--- PROVIDED DATA ---

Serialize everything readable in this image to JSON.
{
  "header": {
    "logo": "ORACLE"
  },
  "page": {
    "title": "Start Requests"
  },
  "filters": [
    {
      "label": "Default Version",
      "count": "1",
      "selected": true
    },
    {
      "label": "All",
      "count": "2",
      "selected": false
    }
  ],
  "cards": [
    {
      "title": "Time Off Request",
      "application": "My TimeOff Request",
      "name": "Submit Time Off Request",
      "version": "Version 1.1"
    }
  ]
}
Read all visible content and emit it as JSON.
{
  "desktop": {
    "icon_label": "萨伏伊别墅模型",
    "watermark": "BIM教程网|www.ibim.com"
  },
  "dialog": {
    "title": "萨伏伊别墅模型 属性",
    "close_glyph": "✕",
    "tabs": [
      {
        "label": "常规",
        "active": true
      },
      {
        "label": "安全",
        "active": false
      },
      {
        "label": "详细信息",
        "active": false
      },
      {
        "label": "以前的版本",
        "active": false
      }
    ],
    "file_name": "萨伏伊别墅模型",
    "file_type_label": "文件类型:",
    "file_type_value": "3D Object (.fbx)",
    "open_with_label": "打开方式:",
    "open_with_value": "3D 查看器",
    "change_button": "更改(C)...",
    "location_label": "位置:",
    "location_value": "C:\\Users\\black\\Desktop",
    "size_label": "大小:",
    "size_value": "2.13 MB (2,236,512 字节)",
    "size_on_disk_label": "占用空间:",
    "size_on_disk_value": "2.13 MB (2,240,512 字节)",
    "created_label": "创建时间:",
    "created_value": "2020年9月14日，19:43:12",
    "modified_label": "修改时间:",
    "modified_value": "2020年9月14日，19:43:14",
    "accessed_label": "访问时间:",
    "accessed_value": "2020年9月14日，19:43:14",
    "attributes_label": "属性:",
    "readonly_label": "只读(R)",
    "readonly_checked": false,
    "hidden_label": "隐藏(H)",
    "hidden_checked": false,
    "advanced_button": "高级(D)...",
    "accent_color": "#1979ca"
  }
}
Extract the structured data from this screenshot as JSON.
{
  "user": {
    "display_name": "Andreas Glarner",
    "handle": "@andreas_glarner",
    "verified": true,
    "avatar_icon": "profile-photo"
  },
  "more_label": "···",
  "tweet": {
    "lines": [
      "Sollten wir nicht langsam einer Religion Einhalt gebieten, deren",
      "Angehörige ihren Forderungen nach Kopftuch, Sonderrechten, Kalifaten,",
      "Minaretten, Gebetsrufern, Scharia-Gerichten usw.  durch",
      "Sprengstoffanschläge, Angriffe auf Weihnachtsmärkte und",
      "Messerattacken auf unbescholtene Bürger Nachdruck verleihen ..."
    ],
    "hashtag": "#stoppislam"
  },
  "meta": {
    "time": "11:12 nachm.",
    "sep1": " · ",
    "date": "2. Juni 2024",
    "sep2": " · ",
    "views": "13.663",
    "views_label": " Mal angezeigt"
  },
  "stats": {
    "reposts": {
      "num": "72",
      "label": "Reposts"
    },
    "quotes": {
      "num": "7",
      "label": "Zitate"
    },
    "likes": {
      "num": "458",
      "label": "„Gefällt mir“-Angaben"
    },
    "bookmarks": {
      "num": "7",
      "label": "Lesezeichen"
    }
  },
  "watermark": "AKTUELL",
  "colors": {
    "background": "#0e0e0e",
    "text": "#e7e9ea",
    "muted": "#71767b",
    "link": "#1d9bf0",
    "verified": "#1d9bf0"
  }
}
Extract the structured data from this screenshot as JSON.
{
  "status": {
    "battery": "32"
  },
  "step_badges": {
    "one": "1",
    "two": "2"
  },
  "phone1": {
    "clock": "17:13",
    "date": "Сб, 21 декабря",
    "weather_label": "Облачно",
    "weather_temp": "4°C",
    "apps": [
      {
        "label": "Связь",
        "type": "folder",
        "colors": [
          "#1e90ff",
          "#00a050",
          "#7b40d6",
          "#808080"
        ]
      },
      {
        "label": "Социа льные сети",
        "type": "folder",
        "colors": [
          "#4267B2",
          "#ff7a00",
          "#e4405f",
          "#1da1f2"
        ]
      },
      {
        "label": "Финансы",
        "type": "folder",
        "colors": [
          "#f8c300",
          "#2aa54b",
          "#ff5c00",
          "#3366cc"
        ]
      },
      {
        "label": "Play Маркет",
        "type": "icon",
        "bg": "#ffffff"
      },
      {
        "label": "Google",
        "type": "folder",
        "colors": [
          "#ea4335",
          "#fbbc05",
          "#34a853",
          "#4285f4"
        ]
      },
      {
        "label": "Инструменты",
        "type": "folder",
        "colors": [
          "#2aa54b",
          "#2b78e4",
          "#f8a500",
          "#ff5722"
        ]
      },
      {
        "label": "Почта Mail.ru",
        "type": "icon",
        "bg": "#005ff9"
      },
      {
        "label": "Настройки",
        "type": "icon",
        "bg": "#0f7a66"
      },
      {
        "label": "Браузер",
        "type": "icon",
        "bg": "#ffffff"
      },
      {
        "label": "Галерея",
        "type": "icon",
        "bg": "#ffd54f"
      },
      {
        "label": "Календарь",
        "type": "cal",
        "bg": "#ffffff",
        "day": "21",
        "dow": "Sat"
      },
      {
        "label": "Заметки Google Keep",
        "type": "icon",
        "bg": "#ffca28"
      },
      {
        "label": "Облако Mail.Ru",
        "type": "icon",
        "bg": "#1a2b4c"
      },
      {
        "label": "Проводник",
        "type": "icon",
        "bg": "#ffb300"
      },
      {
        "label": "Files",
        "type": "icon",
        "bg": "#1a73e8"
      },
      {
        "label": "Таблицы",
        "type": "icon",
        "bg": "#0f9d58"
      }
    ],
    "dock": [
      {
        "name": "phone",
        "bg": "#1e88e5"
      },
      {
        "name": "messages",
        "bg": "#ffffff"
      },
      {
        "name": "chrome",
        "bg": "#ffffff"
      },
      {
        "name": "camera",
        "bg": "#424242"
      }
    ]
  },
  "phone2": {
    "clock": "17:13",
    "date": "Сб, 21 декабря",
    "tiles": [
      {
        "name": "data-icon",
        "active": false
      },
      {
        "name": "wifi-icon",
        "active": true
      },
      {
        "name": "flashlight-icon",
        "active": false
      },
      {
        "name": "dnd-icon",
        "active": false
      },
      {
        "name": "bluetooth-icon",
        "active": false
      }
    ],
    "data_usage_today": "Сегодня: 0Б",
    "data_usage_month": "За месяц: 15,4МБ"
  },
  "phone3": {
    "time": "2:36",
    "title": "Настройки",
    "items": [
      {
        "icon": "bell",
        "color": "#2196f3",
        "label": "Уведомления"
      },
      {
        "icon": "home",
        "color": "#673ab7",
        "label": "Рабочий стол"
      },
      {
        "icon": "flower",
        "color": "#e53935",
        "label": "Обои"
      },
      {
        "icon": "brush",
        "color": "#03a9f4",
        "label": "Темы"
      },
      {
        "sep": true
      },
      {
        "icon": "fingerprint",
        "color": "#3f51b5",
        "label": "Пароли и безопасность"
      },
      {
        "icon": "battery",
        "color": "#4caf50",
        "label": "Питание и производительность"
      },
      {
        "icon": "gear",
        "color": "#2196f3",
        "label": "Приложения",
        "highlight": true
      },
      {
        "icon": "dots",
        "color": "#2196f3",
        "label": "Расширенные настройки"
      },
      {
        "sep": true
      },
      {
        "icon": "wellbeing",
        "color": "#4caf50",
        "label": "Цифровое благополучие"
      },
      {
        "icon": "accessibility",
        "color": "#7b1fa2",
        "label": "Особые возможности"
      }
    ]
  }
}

---

### [WRITTEN PROBLEM]
Report how many lines include the word "true". Give nothing but the number.

### [SOLUTION TO THE EXERCISE]
7